-- begin TASK MATERIAL --
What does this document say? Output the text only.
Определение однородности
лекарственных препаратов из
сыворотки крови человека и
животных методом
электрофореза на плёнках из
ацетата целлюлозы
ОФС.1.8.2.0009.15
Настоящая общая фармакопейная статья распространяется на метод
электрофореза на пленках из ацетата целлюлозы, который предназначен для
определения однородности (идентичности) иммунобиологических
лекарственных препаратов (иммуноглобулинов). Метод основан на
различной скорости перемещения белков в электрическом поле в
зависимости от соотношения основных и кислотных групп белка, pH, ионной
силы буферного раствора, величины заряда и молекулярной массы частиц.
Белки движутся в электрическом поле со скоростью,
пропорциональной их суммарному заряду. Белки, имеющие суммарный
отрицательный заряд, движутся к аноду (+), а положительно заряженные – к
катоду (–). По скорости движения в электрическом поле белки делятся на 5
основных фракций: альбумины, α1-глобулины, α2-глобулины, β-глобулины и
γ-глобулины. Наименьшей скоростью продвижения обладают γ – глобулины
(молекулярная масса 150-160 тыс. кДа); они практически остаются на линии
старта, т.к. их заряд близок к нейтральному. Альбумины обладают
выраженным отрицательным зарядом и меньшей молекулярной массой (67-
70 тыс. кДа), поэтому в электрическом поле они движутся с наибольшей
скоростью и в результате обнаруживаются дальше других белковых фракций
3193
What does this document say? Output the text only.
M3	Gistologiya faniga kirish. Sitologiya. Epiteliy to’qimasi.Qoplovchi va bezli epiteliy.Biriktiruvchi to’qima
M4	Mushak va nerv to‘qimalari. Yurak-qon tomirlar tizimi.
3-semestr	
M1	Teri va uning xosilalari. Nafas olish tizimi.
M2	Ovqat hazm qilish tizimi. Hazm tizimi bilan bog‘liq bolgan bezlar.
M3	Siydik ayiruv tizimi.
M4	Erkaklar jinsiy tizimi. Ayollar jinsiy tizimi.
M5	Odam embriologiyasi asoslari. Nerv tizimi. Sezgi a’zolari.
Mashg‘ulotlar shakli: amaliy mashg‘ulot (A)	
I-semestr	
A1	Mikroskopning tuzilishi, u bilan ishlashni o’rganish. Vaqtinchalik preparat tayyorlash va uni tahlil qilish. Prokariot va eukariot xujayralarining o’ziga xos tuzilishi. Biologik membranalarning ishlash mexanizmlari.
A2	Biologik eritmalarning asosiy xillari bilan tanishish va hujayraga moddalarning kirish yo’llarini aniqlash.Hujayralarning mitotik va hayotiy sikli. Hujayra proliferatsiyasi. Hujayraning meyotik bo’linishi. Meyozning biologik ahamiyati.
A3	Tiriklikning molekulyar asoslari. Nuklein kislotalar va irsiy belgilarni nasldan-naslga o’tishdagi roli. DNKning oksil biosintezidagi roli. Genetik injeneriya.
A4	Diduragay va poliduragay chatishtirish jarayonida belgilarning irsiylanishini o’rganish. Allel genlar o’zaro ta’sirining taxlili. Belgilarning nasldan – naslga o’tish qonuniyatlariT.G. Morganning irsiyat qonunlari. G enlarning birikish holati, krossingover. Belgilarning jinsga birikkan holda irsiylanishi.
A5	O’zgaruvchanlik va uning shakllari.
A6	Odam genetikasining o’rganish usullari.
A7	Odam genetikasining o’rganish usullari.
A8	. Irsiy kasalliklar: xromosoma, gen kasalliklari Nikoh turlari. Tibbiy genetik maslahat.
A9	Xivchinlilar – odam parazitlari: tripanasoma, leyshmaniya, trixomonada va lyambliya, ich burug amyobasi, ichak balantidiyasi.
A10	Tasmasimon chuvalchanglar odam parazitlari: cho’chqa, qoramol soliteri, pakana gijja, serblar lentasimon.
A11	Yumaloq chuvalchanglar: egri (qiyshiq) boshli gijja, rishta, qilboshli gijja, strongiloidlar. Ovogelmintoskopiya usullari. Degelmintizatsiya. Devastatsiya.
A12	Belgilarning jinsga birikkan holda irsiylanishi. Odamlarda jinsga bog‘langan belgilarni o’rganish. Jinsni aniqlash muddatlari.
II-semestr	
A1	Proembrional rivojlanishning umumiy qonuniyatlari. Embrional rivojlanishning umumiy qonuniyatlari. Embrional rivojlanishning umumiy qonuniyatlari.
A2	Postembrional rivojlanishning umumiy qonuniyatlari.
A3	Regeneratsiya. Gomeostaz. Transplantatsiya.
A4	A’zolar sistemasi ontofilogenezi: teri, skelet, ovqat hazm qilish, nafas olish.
-- end TASK MATERIAL --
INSTRUCTIONS FOR THE TASK: Pull every line containing "Biologik" from the material above.

RESULT:
A1	Mikroskopning tuzilishi, u bilan ishlashni o’rganish. Vaqtinchalik preparat tayyorlash va uni tahlil qilish. Prokariot va eukariot xujayralarining o’ziga xos tuzilishi. Biologik membranalarning ishlash mexanizmlari.
A2	Biologik eritmalarning asosiy xillari bilan tanishish va hujayraga moddalarning kirish yo’llarini aniqlash.Hujayralarning mitotik va hayotiy sikli. Hujayra proliferatsiyasi. Hujayraning meyotik bo’linishi. Meyozning biologik ahamiyati.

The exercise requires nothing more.